- Description of the task
Give an exact copy of every line, leaving images out.
******************************
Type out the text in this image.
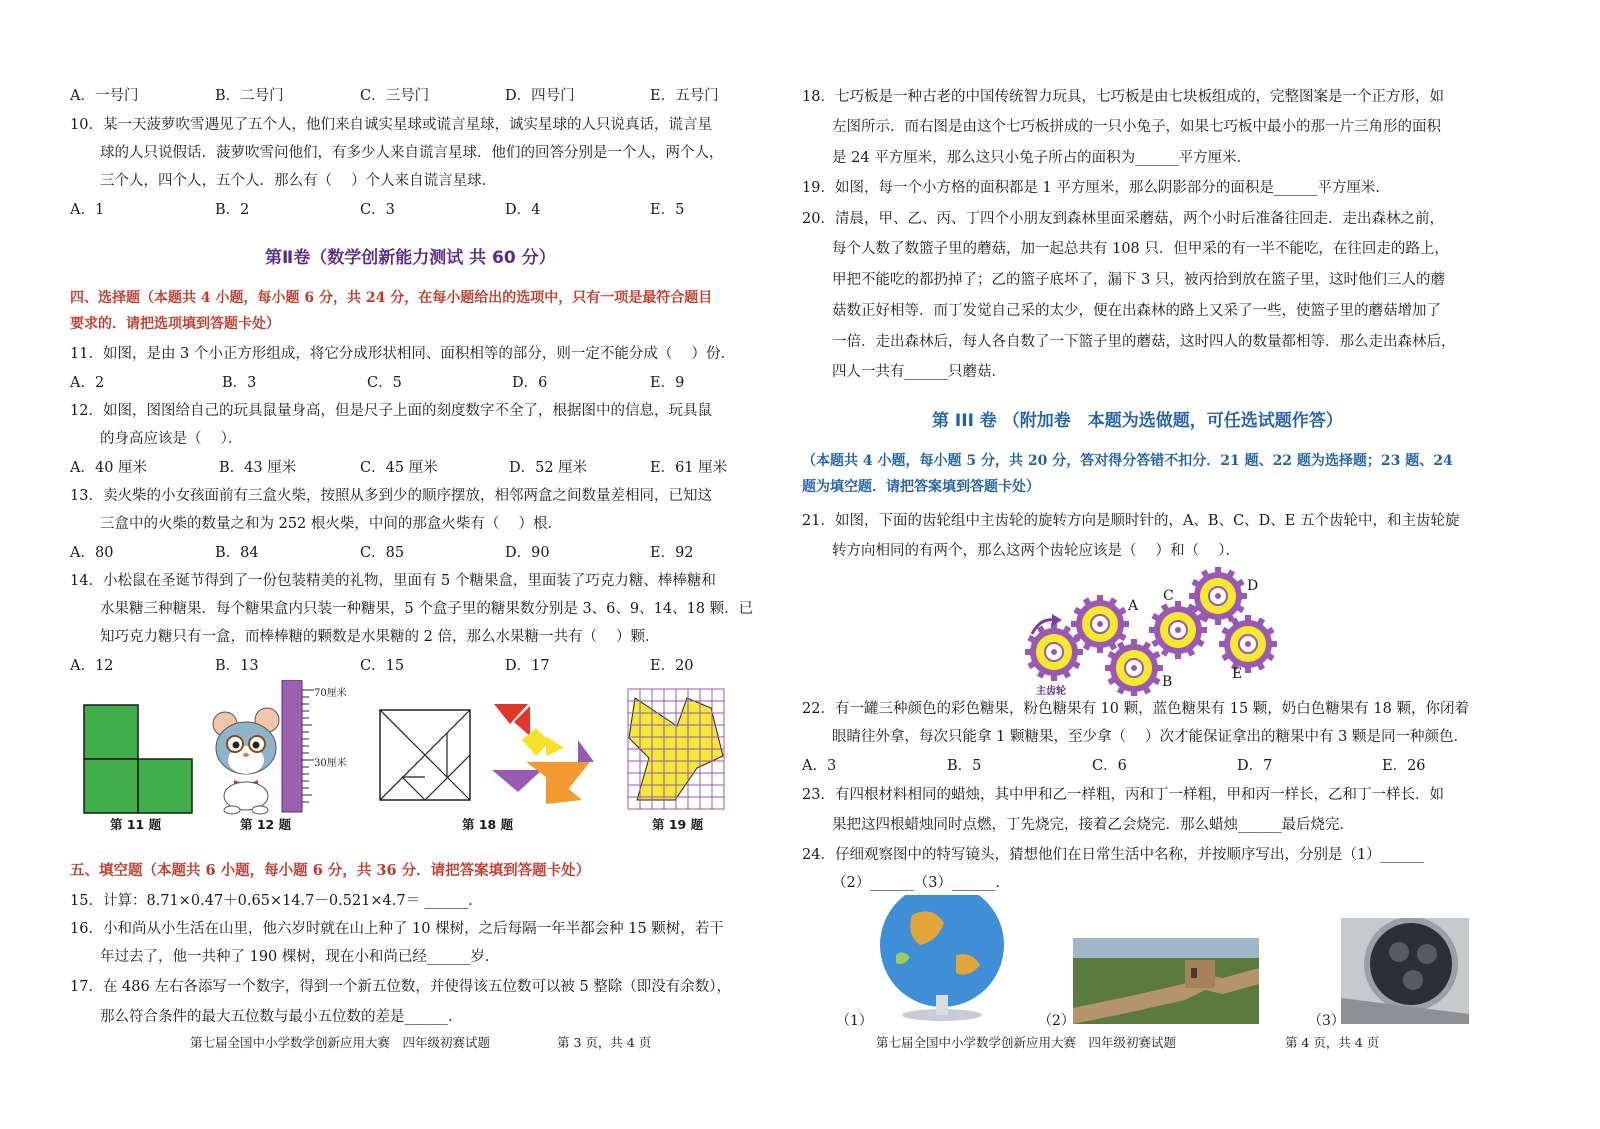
A．一号门	B．二号门	C．三号门	D．四号门	E．五号门
10．某一天菠萝吹雪遇见了五个人，他们来自诚实星球或谎言星球，诚实星球的人只说真话，谎言星
球的人只说假话．菠萝吹雪问他们，有多少人来自谎言星球．他们的回答分别是一个人，两个人，
三个人，四个人，五个人．那么有（　 ）个人来自谎言星球．
A．1	B．2	C．3	D．4	E．5
第Ⅱ卷（数学创新能力测试 共 60 分）
四、选择题（本题共 4 小题，每小题 6 分，共 24 分，在每小题给出的选项中，只有一项是最符合题目
要求的．请把选项填到答题卡处）
11．如图，是由 3 个小正方形组成，将它分成形状相同、面积相等的部分，则一定不能分成（　 ）份．
A．2	B．3	C．5	D．6	E．9
12．如图，图图给自己的玩具鼠量身高，但是尺子上面的刻度数字不全了，根据图中的信息，玩具鼠
的身高应该是（　 ）．
A．40 厘米	B．43 厘米	C．45 厘米	D．52 厘米	E．61 厘米
13．卖火柴的小女孩面前有三盒火柴，按照从多到少的顺序摆放，相邻两盒之间数量差相同，已知这
三盒中的火柴的数量之和为 252 根火柴，中间的那盒火柴有（　 ）根．
A．80	B．84	C．85	D．90	E．92
14．小松鼠在圣诞节得到了一份包装精美的礼物，里面有 5 个糖果盒，里面装了巧克力糖、棒棒糖和
水果糖三种糖果．每个糖果盒内只装一种糖果，5 个盒子里的糖果数分别是 3、6、9、14、18 颗．已
知巧克力糖只有一盒，而棒棒糖的颗数是水果糖的 2 倍，那么水果糖一共有（　 ）颗．
A．12	B．13	C．15	D．17	E．20
第 11 题
70厘米
30厘米
第 12 题	第 18 题	第 19 题
五、填空题（本题共 6 小题，每小题 6 分，共 36 分．请把答案填到答题卡处）
15．计算：8.71×0.47＋0.65×14.7－0.521×4.7＝ ______．
16．小和尚从小生活在山里，他六岁时就在山上种了 10 棵树，之后每隔一年半都会种 15 颗树，若干
年过去了，他一共种了 190 棵树，现在小和尚已经______岁．
17．在 486 左右各添写一个数字，得到一个新五位数，并使得该五位数可以被 5 整除（即没有余数），
那么符合条件的最大五位数与最小五位数的差是______．
第七届全国中小学数学创新应用大赛　四年级初赛试题	第 3 页，共 4 页
18．七巧板是一种古老的中国传统智力玩具，七巧板是由七块板组成的，完整图案是一个正方形，如
左图所示．而右图是由这个七巧板拼成的一只小兔子，如果七巧板中最小的那一片三角形的面积
是 24 平方厘米，那么这只小兔子所占的面积为______平方厘米．
19．如图，每一个小方格的面积都是 1 平方厘米，那么阴影部分的面积是______平方厘米．
20．清晨，甲、乙、丙、丁四个小朋友到森林里面采蘑菇，两个小时后准备往回走．走出森林之前，
每个人数了数篮子里的蘑菇，加一起总共有 108 只．但甲采的有一半不能吃，在往回走的路上，
甲把不能吃的都扔掉了；乙的篮子底坏了，漏下 3 只，被丙拾到放在篮子里，这时他们三人的蘑
菇数正好相等．而丁发觉自己采的太少，便在出森林的路上又采了一些，使篮子里的蘑菇增加了
一倍．走出森林后，每人各自数了一下篮子里的蘑菇，这时四人的数量都相等．那么走出森林后，
四人一共有______只蘑菇．
第 III 卷 （附加卷　本题为选做题，可任选试题作答）
（本题共 4 小题，每小题 5 分，共 20 分，答对得分答错不扣分．21 题、22 题为选择题；23 题、24
题为填空题．请把答案填到答题卡处）
21．如图，下面的齿轮组中主齿轮的旋转方向是顺时针的，A、B、C、D、E 五个齿轮中，和主齿轮旋
转方向相同的有两个，那么这两个齿轮应该是（　 ）和（　 ）．
A
B
C
D
E
主齿轮
22．有一罐三种颜色的彩色糖果，粉色糖果有 10 颗，蓝色糖果有 15 颗，奶白色糖果有 18 颗，你闭着
眼睛往外拿，每次只能拿 1 颗糖果，至少拿（　 ）次才能保证拿出的糖果中有 3 颗是同一种颜色．
A．3	B．5	C．6	D．7	E．26
23．有四根材料相同的蜡烛，其中甲和乙一样粗，丙和丁一样粗，甲和丙一样长，乙和丁一样长．如
果把这四根蜡烛同时点燃，丁先烧完，接着乙会烧完．那么蜡烛______最后烧完．
24．仔细观察图中的特写镜头，猜想他们在日常生活中名称，并按顺序写出，分别是（1）______
（2）______（3）______．
（1）	（2）	（3）
第七届全国中小学数学创新应用大赛　四年级初赛试题	第 4 页，共 4 页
******************************
- Written response
Type out the text in this image.
A．一号门	B．二号门	C．三号门	D．四号门	E．五号门
10．某一天菠萝吹雪遇见了五个人，他们来自诚实星球或谎言星球，诚实星球的人只说真话，谎言星
球的人只说假话．菠萝吹雪问他们，有多少人来自谎言星球．他们的回答分别是一个人，两个人，
三个人，四个人，五个人．那么有（　 ）个人来自谎言星球．
A．1	B．2	C．3	D．4	E．5
第Ⅱ卷（数学创新能力测试 共 60 分）
四、选择题（本题共 4 小题，每小题 6 分，共 24 分，在每小题给出的选项中，只有一项是最符合题目
要求的．请把选项填到答题卡处）
11．如图，是由 3 个小正方形组成，将它分成形状相同、面积相等的部分，则一定不能分成（　 ）份．
A．2	B．3	C．5	D．6	E．9
12．如图，图图给自己的玩具鼠量身高，但是尺子上面的刻度数字不全了，根据图中的信息，玩具鼠
的身高应该是（　 ）．
A．40 厘米	B．43 厘米	C．45 厘米	D．52 厘米	E．61 厘米
13．卖火柴的小女孩面前有三盒火柴，按照从多到少的顺序摆放，相邻两盒之间数量差相同，已知这
三盒中的火柴的数量之和为 252 根火柴，中间的那盒火柴有（　 ）根．
A．80	B．84	C．85	D．90	E．92
14．小松鼠在圣诞节得到了一份包装精美的礼物，里面有 5 个糖果盒，里面装了巧克力糖、棒棒糖和
水果糖三种糖果．每个糖果盒内只装一种糖果，5 个盒子里的糖果数分别是 3、6、9、14、18 颗．已
知巧克力糖只有一盒，而棒棒糖的颗数是水果糖的 2 倍，那么水果糖一共有（　 ）颗．
A．12	B．13	C．15	D．17	E．20
第 11 题
70厘米
30厘米
第 12 题	第 18 题	第 19 题
五、填空题（本题共 6 小题，每小题 6 分，共 36 分．请把答案填到答题卡处）
15．计算：8.71×0.47＋0.65×14.7－0.521×4.7＝ ______．
16．小和尚从小生活在山里，他六岁时就在山上种了 10 棵树，之后每隔一年半都会种 15 颗树，若干
年过去了，他一共种了 190 棵树，现在小和尚已经______岁．
17．在 486 左右各添写一个数字，得到一个新五位数，并使得该五位数可以被 5 整除（即没有余数），
那么符合条件的最大五位数与最小五位数的差是______．
第七届全国中小学数学创新应用大赛　四年级初赛试题	第 3 页，共 4 页
18．七巧板是一种古老的中国传统智力玩具，七巧板是由七块板组成的，完整图案是一个正方形，如
左图所示．而右图是由这个七巧板拼成的一只小兔子，如果七巧板中最小的那一片三角形的面积
是 24 平方厘米，那么这只小兔子所占的面积为______平方厘米．
19．如图，每一个小方格的面积都是 1 平方厘米，那么阴影部分的面积是______平方厘米．
20．清晨，甲、乙、丙、丁四个小朋友到森林里面采蘑菇，两个小时后准备往回走．走出森林之前，
每个人数了数篮子里的蘑菇，加一起总共有 108 只．但甲采的有一半不能吃，在往回走的路上，
甲把不能吃的都扔掉了；乙的篮子底坏了，漏下 3 只，被丙拾到放在篮子里，这时他们三人的蘑
菇数正好相等．而丁发觉自己采的太少，便在出森林的路上又采了一些，使篮子里的蘑菇增加了
一倍．走出森林后，每人各自数了一下篮子里的蘑菇，这时四人的数量都相等．那么走出森林后，
四人一共有______只蘑菇．
第 III 卷 （附加卷　本题为选做题，可任选试题作答）
（本题共 4 小题，每小题 5 分，共 20 分，答对得分答错不扣分．21 题、22 题为选择题；23 题、24
题为填空题．请把答案填到答题卡处）
21．如图，下面的齿轮组中主齿轮的旋转方向是顺时针的，A、B、C、D、E 五个齿轮中，和主齿轮旋
转方向相同的有两个，那么这两个齿轮应该是（　 ）和（　 ）．
A
B
C
D
E
主齿轮
22．有一罐三种颜色的彩色糖果，粉色糖果有 10 颗，蓝色糖果有 15 颗，奶白色糖果有 18 颗，你闭着
眼睛往外拿，每次只能拿 1 颗糖果，至少拿（　 ）次才能保证拿出的糖果中有 3 颗是同一种颜色．
A．3	B．5	C．6	D．7	E．26
23．有四根材料相同的蜡烛，其中甲和乙一样粗，丙和丁一样粗，甲和丙一样长，乙和丁一样长．如
果把这四根蜡烛同时点燃，丁先烧完，接着乙会烧完．那么蜡烛______最后烧完．
24．仔细观察图中的特写镜头，猜想他们在日常生活中名称，并按顺序写出，分别是（1）______
（2）______（3）______．
（1）	（2）	（3）
第七届全国中小学数学创新应用大赛　四年级初赛试题	第 4 页，共 4 页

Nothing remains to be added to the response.